● SET PROBLEM: Go through the listing and copy each line with the string "condition".

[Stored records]
-=-=-=-=-
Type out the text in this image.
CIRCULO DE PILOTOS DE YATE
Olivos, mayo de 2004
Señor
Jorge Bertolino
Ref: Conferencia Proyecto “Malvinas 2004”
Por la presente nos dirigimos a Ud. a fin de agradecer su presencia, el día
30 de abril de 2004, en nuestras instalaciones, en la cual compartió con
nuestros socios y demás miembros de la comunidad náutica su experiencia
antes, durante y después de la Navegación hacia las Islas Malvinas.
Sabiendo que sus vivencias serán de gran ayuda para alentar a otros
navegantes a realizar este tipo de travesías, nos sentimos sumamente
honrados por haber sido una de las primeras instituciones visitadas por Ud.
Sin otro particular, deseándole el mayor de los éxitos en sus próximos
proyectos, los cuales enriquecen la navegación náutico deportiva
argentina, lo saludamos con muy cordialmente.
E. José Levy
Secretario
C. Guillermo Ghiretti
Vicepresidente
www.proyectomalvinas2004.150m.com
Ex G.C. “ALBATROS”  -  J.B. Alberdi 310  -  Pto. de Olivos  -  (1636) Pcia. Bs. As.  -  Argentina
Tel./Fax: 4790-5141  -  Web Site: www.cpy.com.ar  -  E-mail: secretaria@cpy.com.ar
-=-=-=-=-
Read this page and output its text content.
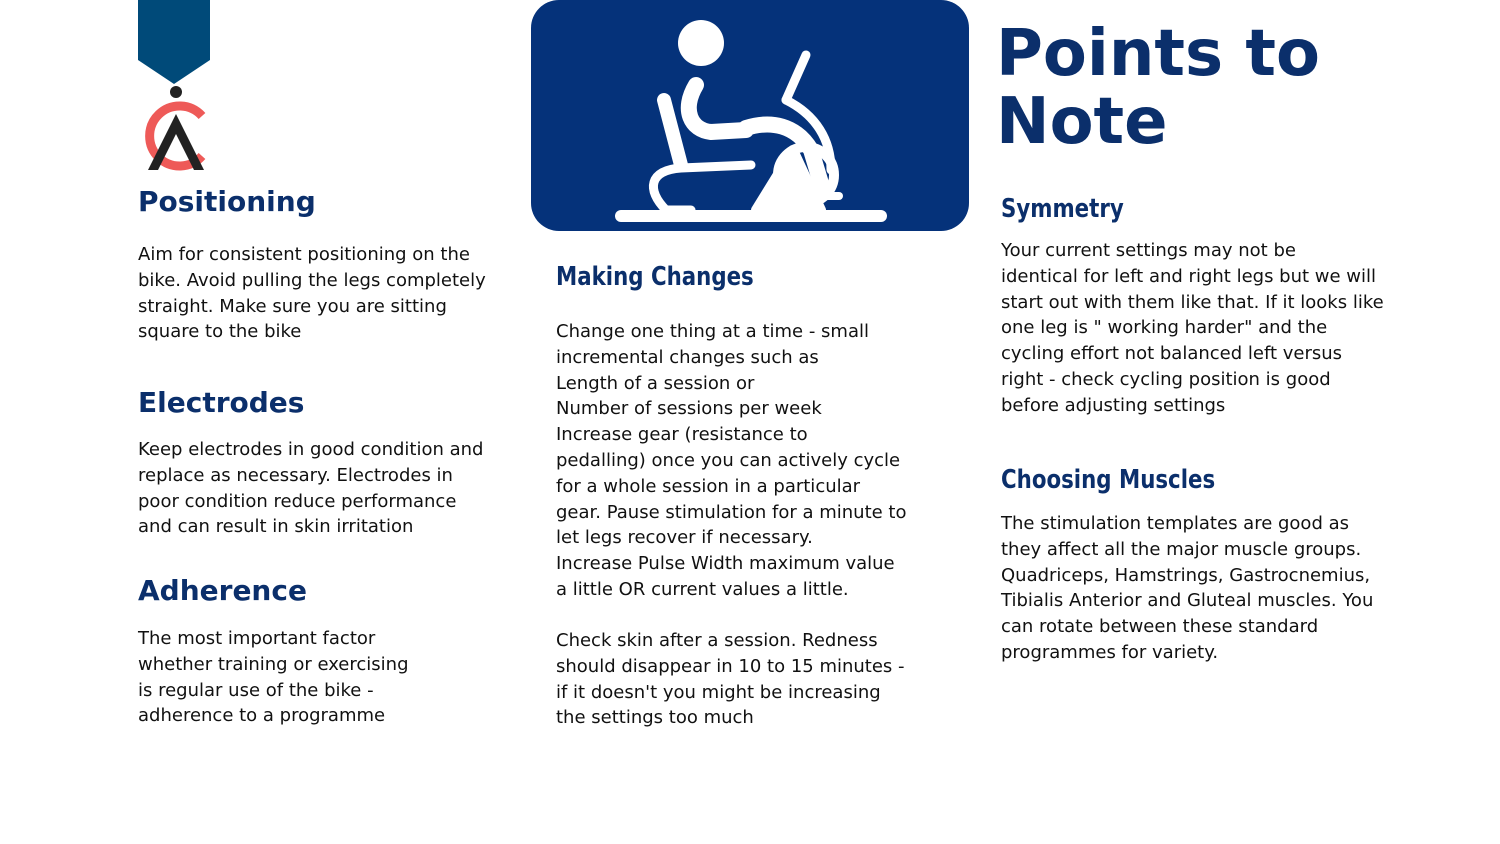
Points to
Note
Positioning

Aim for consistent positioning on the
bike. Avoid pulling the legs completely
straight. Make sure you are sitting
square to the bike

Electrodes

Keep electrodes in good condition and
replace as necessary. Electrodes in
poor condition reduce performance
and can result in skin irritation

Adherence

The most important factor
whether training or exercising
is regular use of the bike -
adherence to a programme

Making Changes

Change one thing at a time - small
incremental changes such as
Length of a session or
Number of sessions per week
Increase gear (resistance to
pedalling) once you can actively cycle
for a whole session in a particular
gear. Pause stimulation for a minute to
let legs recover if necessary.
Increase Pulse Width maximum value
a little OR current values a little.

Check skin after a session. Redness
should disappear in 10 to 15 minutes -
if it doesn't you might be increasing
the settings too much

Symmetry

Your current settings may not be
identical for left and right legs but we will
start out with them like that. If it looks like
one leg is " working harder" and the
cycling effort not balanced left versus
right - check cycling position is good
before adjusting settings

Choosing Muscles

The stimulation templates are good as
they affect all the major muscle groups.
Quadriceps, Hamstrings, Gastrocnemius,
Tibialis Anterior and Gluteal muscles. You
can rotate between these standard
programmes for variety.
-=-=-=-=-
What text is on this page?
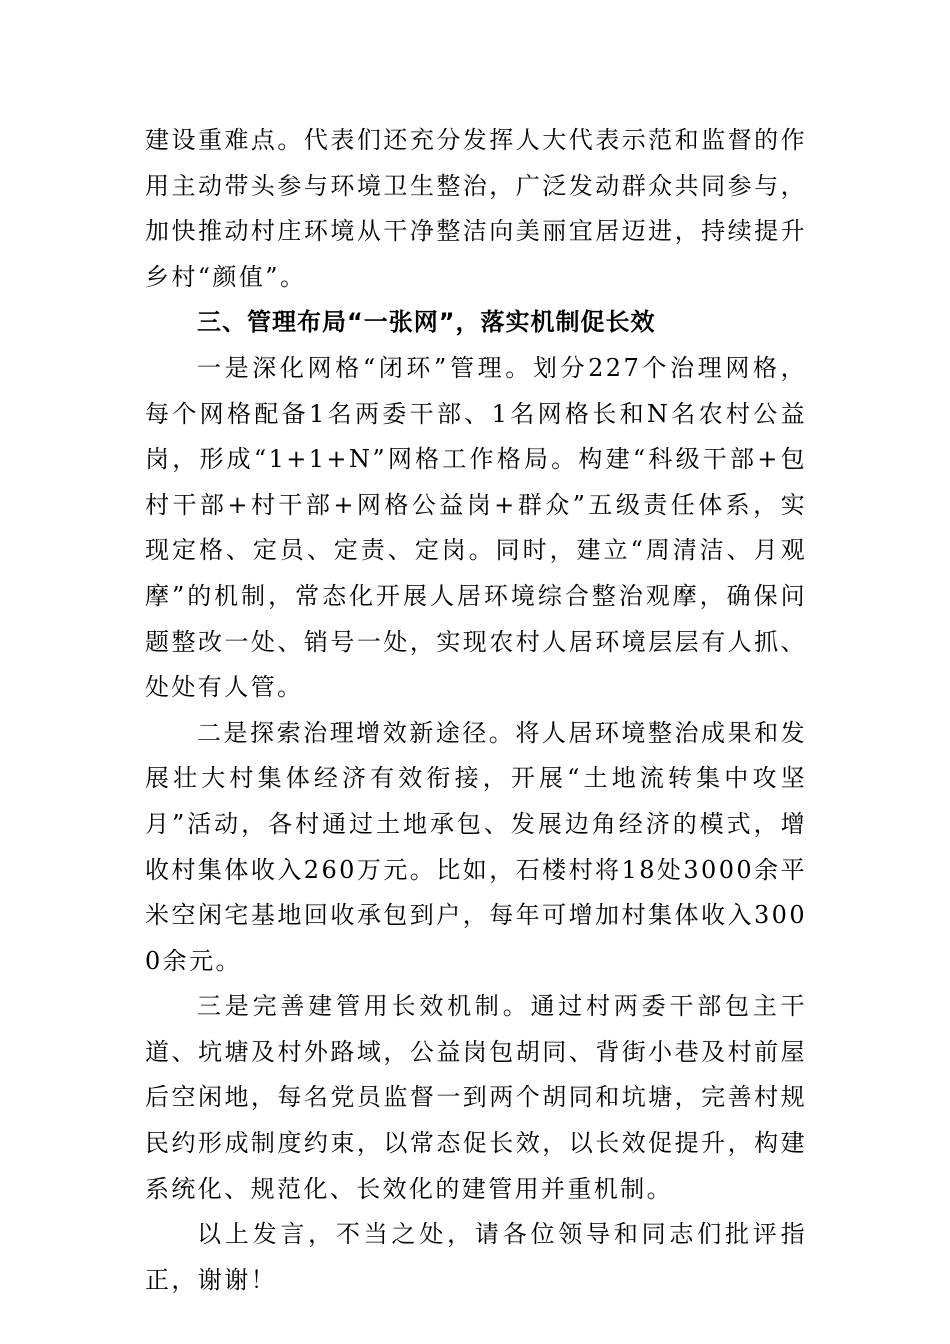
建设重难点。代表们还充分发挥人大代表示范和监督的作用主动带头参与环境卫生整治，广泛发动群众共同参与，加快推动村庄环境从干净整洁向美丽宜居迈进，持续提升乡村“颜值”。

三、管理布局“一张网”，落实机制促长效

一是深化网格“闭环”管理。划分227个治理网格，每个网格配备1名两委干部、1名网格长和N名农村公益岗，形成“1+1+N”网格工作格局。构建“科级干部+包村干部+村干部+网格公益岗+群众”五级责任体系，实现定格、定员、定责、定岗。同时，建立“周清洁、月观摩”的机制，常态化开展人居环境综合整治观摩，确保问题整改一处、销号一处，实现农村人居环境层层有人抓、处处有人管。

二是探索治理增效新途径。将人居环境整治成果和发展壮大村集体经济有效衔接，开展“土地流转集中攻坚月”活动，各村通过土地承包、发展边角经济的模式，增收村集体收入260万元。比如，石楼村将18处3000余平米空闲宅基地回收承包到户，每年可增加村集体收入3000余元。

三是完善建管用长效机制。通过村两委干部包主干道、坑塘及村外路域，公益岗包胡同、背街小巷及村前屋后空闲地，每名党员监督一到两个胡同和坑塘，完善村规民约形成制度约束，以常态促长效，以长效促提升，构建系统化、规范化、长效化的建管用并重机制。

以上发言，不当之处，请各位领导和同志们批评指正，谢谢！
-=-=-=-=-
● EXERCISE RESPONSE:
Keep electrodes in good condition and
poor condition reduce performance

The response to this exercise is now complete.